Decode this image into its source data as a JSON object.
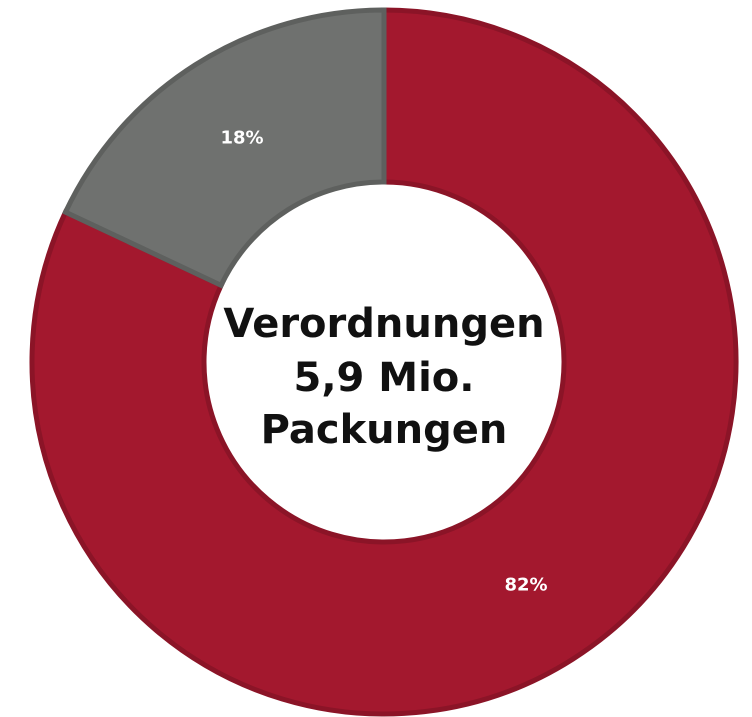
{
  "chart_data": {
    "type": "pie",
    "donut": true,
    "values": [
      82,
      18
    ],
    "value_labels": [
      "82%",
      "18%"
    ],
    "colors": [
      "#a3182e",
      "#6f716f"
    ],
    "center_text": [
      "Verordnungen",
      "5,9 Mio.",
      "Packungen"
    ]
  }
}
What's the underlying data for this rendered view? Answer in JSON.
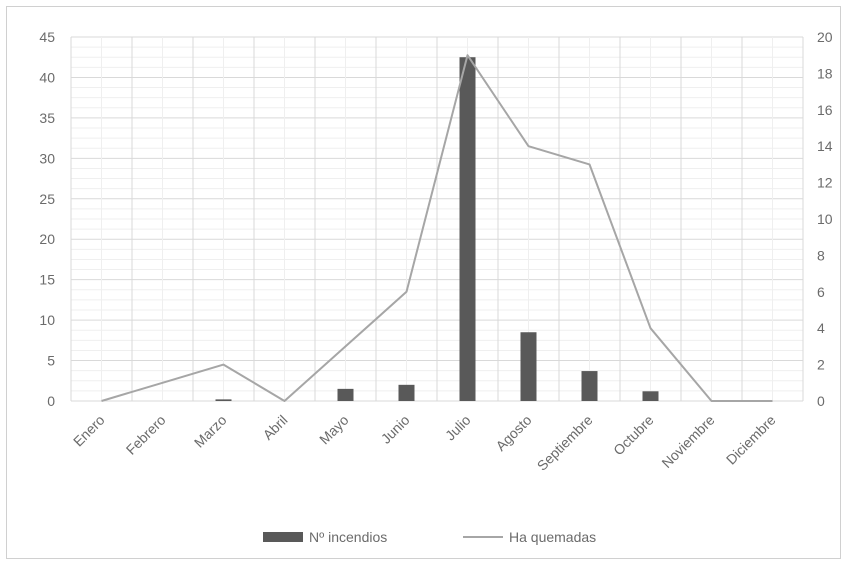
{
  "chart_data": {
    "type": "bar",
    "title": "",
    "xlabel": "",
    "ylabel": "",
    "categories": [
      "Enero",
      "Febrero",
      "Marzo",
      "Abril",
      "Mayo",
      "Junio",
      "Julio",
      "Agosto",
      "Septiembre",
      "Octubre",
      "Noviembre",
      "Diciembre"
    ],
    "ylim": [
      0,
      45
    ],
    "yticks": [
      "0",
      "5",
      "10",
      "15",
      "20",
      "25",
      "30",
      "35",
      "40",
      "45"
    ],
    "y2lim": [
      0,
      20
    ],
    "y2ticks": [
      "0",
      "2",
      "4",
      "6",
      "8",
      "10",
      "12",
      "14",
      "16",
      "18",
      "20"
    ],
    "grid": true,
    "legend_position": "bottom",
    "series": [
      {
        "name": "Nº incendios",
        "type": "bar",
        "axis": "left",
        "color": "#595959",
        "values": [
          0,
          0,
          0.2,
          0,
          1.5,
          2,
          42.5,
          8.5,
          3.7,
          1.2,
          0,
          0
        ]
      },
      {
        "name": "Ha quemadas",
        "type": "line",
        "axis": "right",
        "color": "#a6a6a6",
        "values": [
          0,
          1,
          2,
          0,
          3,
          6,
          19,
          14,
          13,
          4,
          0,
          0
        ]
      }
    ]
  }
}
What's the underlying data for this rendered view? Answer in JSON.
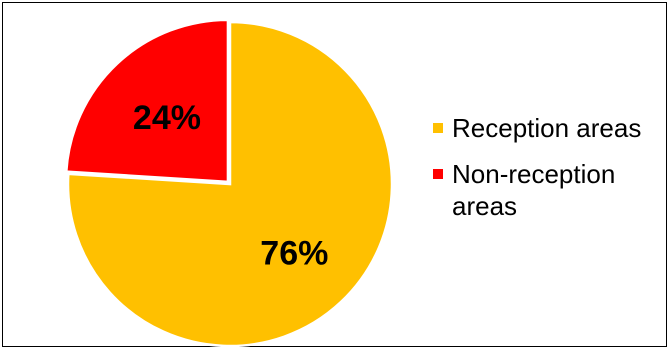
{
  "chart_data": {
    "type": "pie",
    "slices": [
      {
        "name": "Reception areas",
        "value": 76,
        "label": "76%",
        "color": "#FFC000"
      },
      {
        "name": "Non-reception areas",
        "value": 24,
        "label": "24%",
        "color": "#FF0000"
      }
    ],
    "legend": {
      "position": "right",
      "items": [
        {
          "text": "Reception areas",
          "color": "#FFC000"
        },
        {
          "text": "Non-reception areas",
          "color": "#FF0000"
        }
      ]
    }
  }
}
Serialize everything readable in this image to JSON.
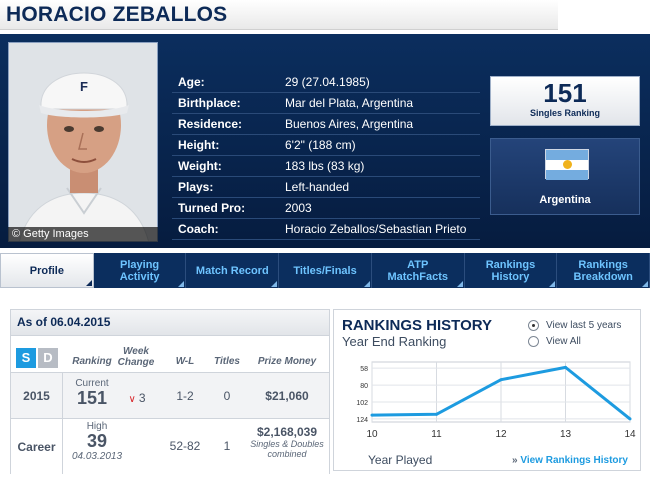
{
  "player": {
    "name": "HORACIO ZEBALLOS",
    "photo_credit": "© Getty Images",
    "info": [
      {
        "label": "Age:",
        "value": "29 (27.04.1985)"
      },
      {
        "label": "Birthplace:",
        "value": "Mar del Plata, Argentina"
      },
      {
        "label": "Residence:",
        "value": "Buenos Aires, Argentina"
      },
      {
        "label": "Height:",
        "value": "6'2\" (188 cm)"
      },
      {
        "label": "Weight:",
        "value": "183 lbs (83 kg)"
      },
      {
        "label": "Plays:",
        "value": "Left-handed"
      },
      {
        "label": "Turned Pro:",
        "value": "2003"
      },
      {
        "label": "Coach:",
        "value": "Horacio Zeballos/Sebastian Prieto"
      }
    ],
    "ranking": {
      "number": "151",
      "label": "Singles Ranking"
    },
    "country": "Argentina"
  },
  "tabs": [
    {
      "label": "Profile",
      "active": true
    },
    {
      "label": "Playing Activity",
      "active": false
    },
    {
      "label": "Match Record",
      "active": false
    },
    {
      "label": "Titles/Finals",
      "active": false
    },
    {
      "label": "ATP MatchFacts",
      "active": false
    },
    {
      "label": "Rankings History",
      "active": false
    },
    {
      "label": "Rankings Breakdown",
      "active": false
    }
  ],
  "stats": {
    "as_of": "As of 06.04.2015",
    "toggle": {
      "singles": "S",
      "doubles": "D"
    },
    "headers": {
      "ranking": "Ranking",
      "week_change": "Week Change",
      "wl": "W-L",
      "titles": "Titles",
      "prize": "Prize Money"
    },
    "rows": [
      {
        "year": "2015",
        "rank_label": "Current",
        "rank": "151",
        "change": "3",
        "wl": "1-2",
        "titles": "0",
        "prize": "$21,060"
      },
      {
        "year": "Career",
        "rank_label": "High",
        "rank": "39",
        "rank_date": "04.03.2013",
        "wl": "52-82",
        "titles": "1",
        "prize": "$2,168,039",
        "prize_note": "Singles & Doubles combined"
      }
    ]
  },
  "history": {
    "title": "RANKINGS HISTORY",
    "subtitle": "Year End Ranking",
    "options": [
      {
        "label": "View last 5 years",
        "checked": true
      },
      {
        "label": "View All",
        "checked": false
      }
    ],
    "x_title": "Year Played",
    "link_label": "View Rankings History"
  },
  "colors": {
    "accent": "#1d9be0",
    "navy": "#0b2e5e",
    "arrow_down": "#d8262b"
  },
  "chart_data": {
    "type": "line",
    "title": "RANKINGS HISTORY",
    "subtitle": "Year End Ranking",
    "xlabel": "Year Played",
    "ylabel": "",
    "x": [
      "10",
      "11",
      "12",
      "13",
      "14"
    ],
    "series": [
      {
        "values": [
          119,
          118,
          73,
          57,
          124
        ]
      }
    ],
    "xticks": [
      "10",
      "11",
      "12",
      "13",
      "14"
    ],
    "yticks": [
      "58",
      "80",
      "102",
      "124"
    ],
    "ylim": [
      50,
      128
    ],
    "y_inverted": true,
    "grid": true,
    "legend": "none"
  }
}
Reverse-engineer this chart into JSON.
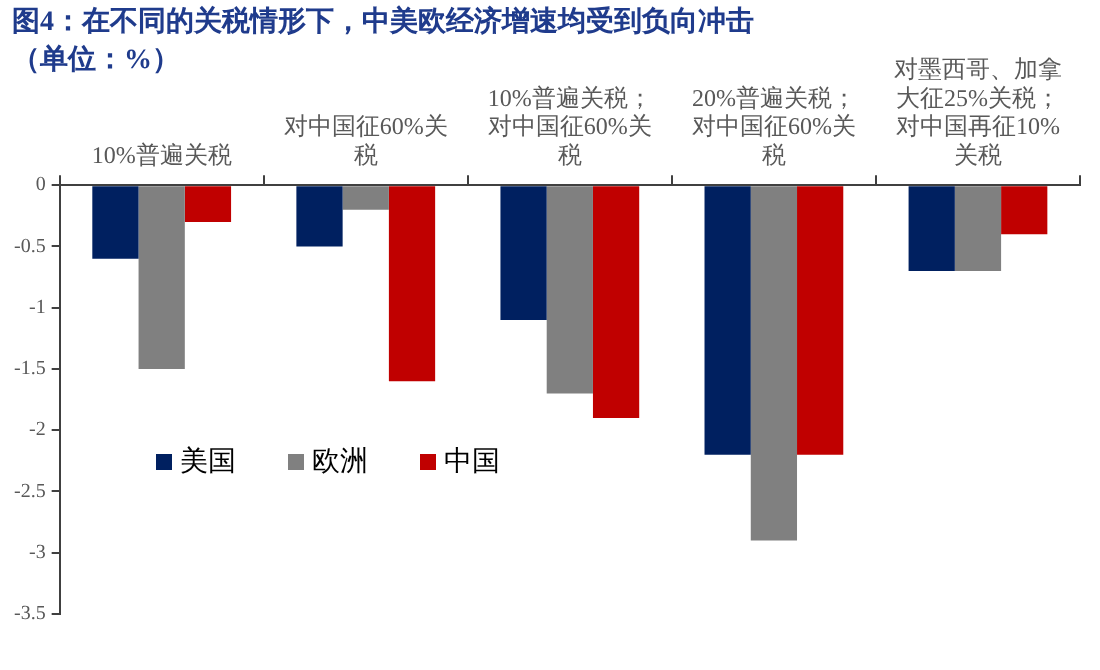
{
  "chart_data": {
    "type": "bar",
    "title": "图4：在不同的关税情形下，中美欧经济增速均受到负向冲击",
    "subtitle": "（单位：%）",
    "categories": [
      "10%普遍关税",
      "对中国征60%关税",
      "10%普遍关税；对中国征60%关税",
      "20%普遍关税；对中国征60%关税",
      "对墨西哥、加拿大征25%关税；对中国再征10%关税"
    ],
    "series": [
      {
        "name": "美国",
        "color": "#002060",
        "values": [
          -0.6,
          -0.5,
          -1.1,
          -2.2,
          -0.7
        ]
      },
      {
        "name": "欧洲",
        "color": "#808080",
        "values": [
          -1.5,
          -0.2,
          -1.7,
          -2.9,
          -0.7
        ]
      },
      {
        "name": "中国",
        "color": "#c00000",
        "values": [
          -0.3,
          -1.6,
          -1.9,
          -2.2,
          -0.4
        ]
      }
    ],
    "ylim": [
      -3.5,
      0
    ],
    "yticks": [
      0,
      -0.5,
      -1,
      -1.5,
      -2,
      -2.5,
      -3,
      -3.5
    ],
    "grid": false,
    "legend": "left"
  }
}
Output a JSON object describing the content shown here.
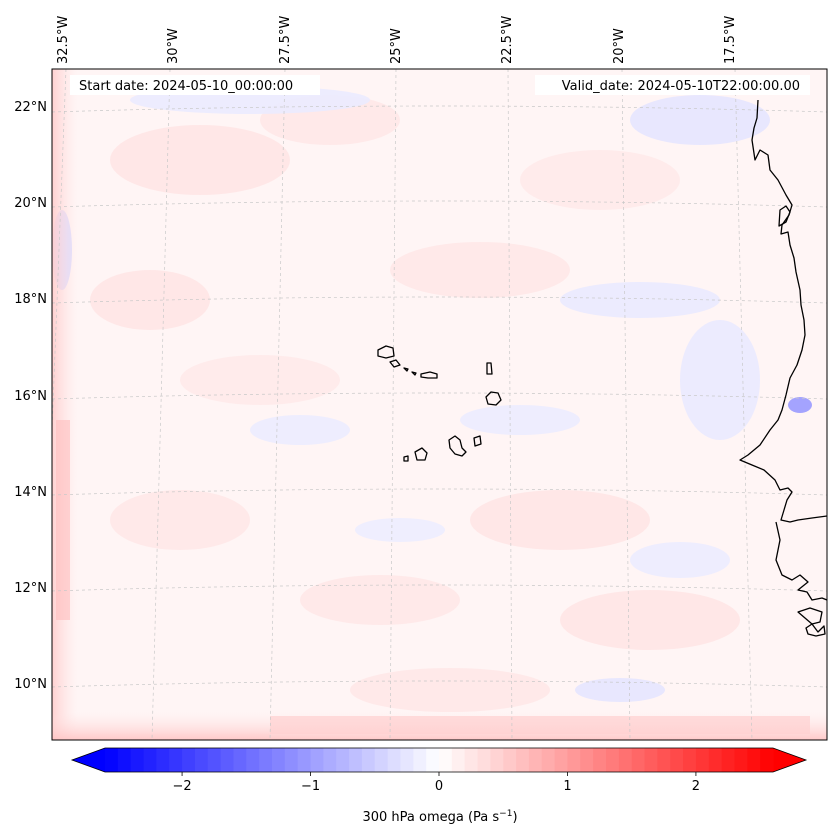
● ● ●
◆ **OBJECTIVE**
Exclude the images, then output the data above word for word.

◆ **EXERCISE ANSWER**
Decode this image into its source data as a JSON object.
{
  "chart_data": {
    "type": "pie",
    "donut": true,
    "values": [
      82,
      18
    ],
    "value_labels": [
      "82%",
      "18%"
    ],
    "colors": [
      "#a3182e",
      "#6f716f"
    ],
    "center_text": [
      "Verordnungen",
      "5,9 Mio.",
      "Packungen"
    ]
  }
}
What's the underlying data for this rendered view? Answer in JSON.
{
  "chart_data": {
    "type": "bar",
    "title": "",
    "xlabel": "",
    "ylabel": "",
    "categories": [
      "Enero",
      "Febrero",
      "Marzo",
      "Abril",
      "Mayo",
      "Junio",
      "Julio",
      "Agosto",
      "Septiembre",
      "Octubre",
      "Noviembre",
      "Diciembre"
    ],
    "ylim": [
      0,
      45
    ],
    "yticks": [
      "0",
      "5",
      "10",
      "15",
      "20",
      "25",
      "30",
      "35",
      "40",
      "45"
    ],
    "y2lim": [
      0,
      20
    ],
    "y2ticks": [
      "0",
      "2",
      "4",
      "6",
      "8",
      "10",
      "12",
      "14",
      "16",
      "18",
      "20"
    ],
    "grid": true,
    "legend_position": "bottom",
    "series": [
      {
        "name": "Nº incendios",
        "type": "bar",
        "axis": "left",
        "color": "#595959",
        "values": [
          0,
          0,
          0.2,
          0,
          1.5,
          2,
          42.5,
          8.5,
          3.7,
          1.2,
          0,
          0
        ]
      },
      {
        "name": "Ha quemadas",
        "type": "line",
        "axis": "right",
        "color": "#a6a6a6",
        "values": [
          0,
          1,
          2,
          0,
          3,
          6,
          19,
          14,
          13,
          4,
          0,
          0
        ]
      }
    ]
  }
}
What's the underlying data for this rendered view? Answer in JSON.
{
  "chart_data": {
    "type": "pie",
    "slices": [
      {
        "name": "Reception areas",
        "value": 76,
        "label": "76%",
        "color": "#FFC000"
      },
      {
        "name": "Non-reception areas",
        "value": 24,
        "label": "24%",
        "color": "#FF0000"
      }
    ],
    "legend": {
      "position": "right",
      "items": [
        {
          "text": "Reception areas",
          "color": "#FFC000"
        },
        {
          "text": "Non-reception areas",
          "color": "#FF0000"
        }
      ]
    }
  }
}
Serialize everything readable in this image to JSON.
{
  "player": {
    "name": "HORACIO ZEBALLOS",
    "photo_credit": "© Getty Images",
    "info": [
      {
        "label": "Age:",
        "value": "29 (27.04.1985)"
      },
      {
        "label": "Birthplace:",
        "value": "Mar del Plata, Argentina"
      },
      {
        "label": "Residence:",
        "value": "Buenos Aires, Argentina"
      },
      {
        "label": "Height:",
        "value": "6'2\" (188 cm)"
      },
      {
        "label": "Weight:",
        "value": "183 lbs (83 kg)"
      },
      {
        "label": "Plays:",
        "value": "Left-handed"
      },
      {
        "label": "Turned Pro:",
        "value": "2003"
      },
      {
        "label": "Coach:",
        "value": "Horacio Zeballos/Sebastian Prieto"
      }
    ],
    "ranking": {
      "number": "151",
      "label": "Singles Ranking"
    },
    "country": "Argentina"
  },
  "tabs": [
    {
      "label": "Profile",
      "active": true
    },
    {
      "label": "Playing Activity",
      "active": false
    },
    {
      "label": "Match Record",
      "active": false
    },
    {
      "label": "Titles/Finals",
      "active": false
    },
    {
      "label": "ATP MatchFacts",
      "active": false
    },
    {
      "label": "Rankings History",
      "active": false
    },
    {
      "label": "Rankings Breakdown",
      "active": false
    }
  ],
  "stats": {
    "as_of": "As of 06.04.2015",
    "toggle": {
      "singles": "S",
      "doubles": "D"
    },
    "headers": {
      "ranking": "Ranking",
      "week_change": "Week Change",
      "wl": "W-L",
      "titles": "Titles",
      "prize": "Prize Money"
    },
    "rows": [
      {
        "year": "2015",
        "rank_label": "Current",
        "rank": "151",
        "change": "3",
        "wl": "1-2",
        "titles": "0",
        "prize": "$21,060"
      },
      {
        "year": "Career",
        "rank_label": "High",
        "rank": "39",
        "rank_date": "04.03.2013",
        "wl": "52-82",
        "titles": "1",
        "prize": "$2,168,039",
        "prize_note": "Singles & Doubles combined"
      }
    ]
  },
  "history": {
    "title": "RANKINGS HISTORY",
    "subtitle": "Year End Ranking",
    "options": [
      {
        "label": "View last 5 years",
        "checked": true
      },
      {
        "label": "View All",
        "checked": false
      }
    ],
    "x_title": "Year Played",
    "link_label": "View Rankings History"
  },
  "colors": {
    "accent": "#1d9be0",
    "navy": "#0b2e5e",
    "arrow_down": "#d8262b"
  },
  "chart_data": {
    "type": "line",
    "title": "RANKINGS HISTORY",
    "subtitle": "Year End Ranking",
    "xlabel": "Year Played",
    "ylabel": "",
    "x": [
      "10",
      "11",
      "12",
      "13",
      "14"
    ],
    "series": [
      {
        "values": [
          119,
          118,
          73,
          57,
          124
        ]
      }
    ],
    "xticks": [
      "10",
      "11",
      "12",
      "13",
      "14"
    ],
    "yticks": [
      "58",
      "80",
      "102",
      "124"
    ],
    "ylim": [
      50,
      128
    ],
    "y_inverted": true,
    "grid": true,
    "legend": "none"
  }
}
Reverse-engineer this chart into JSON.
{
  "chart_data": {
    "type": "bar",
    "title": "图4：在不同的关税情形下，中美欧经济增速均受到负向冲击",
    "subtitle": "（单位：%）",
    "categories": [
      "10%普遍关税",
      "对中国征60%关税",
      "10%普遍关税；对中国征60%关税",
      "20%普遍关税；对中国征60%关税",
      "对墨西哥、加拿大征25%关税；对中国再征10%关税"
    ],
    "series": [
      {
        "name": "美国",
        "color": "#002060",
        "values": [
          -0.6,
          -0.5,
          -1.1,
          -2.2,
          -0.7
        ]
      },
      {
        "name": "欧洲",
        "color": "#808080",
        "values": [
          -1.5,
          -0.2,
          -1.7,
          -2.9,
          -0.7
        ]
      },
      {
        "name": "中国",
        "color": "#c00000",
        "values": [
          -0.3,
          -1.6,
          -1.9,
          -2.2,
          -0.4
        ]
      }
    ],
    "ylim": [
      -3.5,
      0
    ],
    "yticks": [
      0,
      -0.5,
      -1,
      -1.5,
      -2,
      -2.5,
      -3,
      -3.5
    ],
    "grid": false,
    "legend": "left"
  }
}
Output a JSON object describing the content shown here.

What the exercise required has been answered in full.